What you should do: Produce an exact copy of the lines from the line containing "What data populates" through the last line of the listing below, both ends included, and nothing else.

Recorded information:

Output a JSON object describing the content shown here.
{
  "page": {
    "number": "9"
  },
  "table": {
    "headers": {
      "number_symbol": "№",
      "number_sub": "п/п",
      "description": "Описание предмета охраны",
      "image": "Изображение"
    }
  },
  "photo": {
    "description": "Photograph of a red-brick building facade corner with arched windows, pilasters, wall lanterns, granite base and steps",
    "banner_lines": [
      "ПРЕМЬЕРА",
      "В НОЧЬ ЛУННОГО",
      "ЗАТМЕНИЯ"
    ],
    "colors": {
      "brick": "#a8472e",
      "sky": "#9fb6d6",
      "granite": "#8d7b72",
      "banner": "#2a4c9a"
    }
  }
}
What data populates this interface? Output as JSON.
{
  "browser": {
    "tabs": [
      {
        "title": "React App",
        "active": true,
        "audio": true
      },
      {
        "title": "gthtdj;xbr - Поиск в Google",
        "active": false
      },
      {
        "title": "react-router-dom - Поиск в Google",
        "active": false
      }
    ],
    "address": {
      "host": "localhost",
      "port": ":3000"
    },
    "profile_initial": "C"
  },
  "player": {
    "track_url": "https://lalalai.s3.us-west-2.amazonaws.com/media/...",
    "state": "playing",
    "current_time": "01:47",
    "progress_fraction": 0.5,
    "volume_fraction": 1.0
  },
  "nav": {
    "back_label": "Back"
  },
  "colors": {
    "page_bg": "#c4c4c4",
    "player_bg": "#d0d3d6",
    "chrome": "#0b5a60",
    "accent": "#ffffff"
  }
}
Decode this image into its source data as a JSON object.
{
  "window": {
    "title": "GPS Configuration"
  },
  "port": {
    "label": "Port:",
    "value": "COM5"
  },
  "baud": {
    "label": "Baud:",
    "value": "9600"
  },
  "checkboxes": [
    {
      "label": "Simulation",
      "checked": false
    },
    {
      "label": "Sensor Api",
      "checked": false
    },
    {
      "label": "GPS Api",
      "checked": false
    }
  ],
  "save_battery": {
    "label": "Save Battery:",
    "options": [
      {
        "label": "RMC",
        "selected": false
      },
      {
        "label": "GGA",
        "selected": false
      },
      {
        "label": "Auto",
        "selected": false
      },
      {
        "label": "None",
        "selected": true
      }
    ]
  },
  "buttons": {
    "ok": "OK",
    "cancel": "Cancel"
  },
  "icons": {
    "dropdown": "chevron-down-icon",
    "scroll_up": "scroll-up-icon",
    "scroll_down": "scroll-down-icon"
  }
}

Full answer:
What data populates this interface? Output as JSON.
{
  "browser": {
    "tabs": [
      {
        "title": "React App",
        "active": true,
        "audio": true
      },
      {
        "title": "gthtdj;xbr - Поиск в Google",
        "active": false
      },
      {
        "title": "react-router-dom - Поиск в Google",
        "active": false
      }
    ],
    "address": {
      "host": "localhost",
      "port": ":3000"
    },
    "profile_initial": "C"
  },
  "player": {
    "track_url": "https://lalalai.s3.us-west-2.amazonaws.com/media/...",
    "state": "playing",
    "current_time": "01:47",
    "progress_fraction": 0.5,
    "volume_fraction": 1.0
  },
  "nav": {
    "back_label": "Back"
  },
  "colors": {
    "page_bg": "#c4c4c4",
    "player_bg": "#d0d3d6",
    "chrome": "#0b5a60",
    "accent": "#ffffff"
  }
}
Decode this image into its source data as a JSON object.
{
  "window": {
    "title": "GPS Configuration"
  },
  "port": {
    "label": "Port:",
    "value": "COM5"
  },
  "baud": {
    "label": "Baud:",
    "value": "9600"
  },
  "checkboxes": [
    {
      "label": "Simulation",
      "checked": false
    },
    {
      "label": "Sensor Api",
      "checked": false
    },
    {
      "label": "GPS Api",
      "checked": false
    }
  ],
  "save_battery": {
    "label": "Save Battery:",
    "options": [
      {
        "label": "RMC",
        "selected": false
      },
      {
        "label": "GGA",
        "selected": false
      },
      {
        "label": "Auto",
        "selected": false
      },
      {
        "label": "None",
        "selected": true
      }
    ]
  },
  "buttons": {
    "ok": "OK",
    "cancel": "Cancel"
  },
  "icons": {
    "dropdown": "chevron-down-icon",
    "scroll_up": "scroll-up-icon",
    "scroll_down": "scroll-down-icon"
  }
}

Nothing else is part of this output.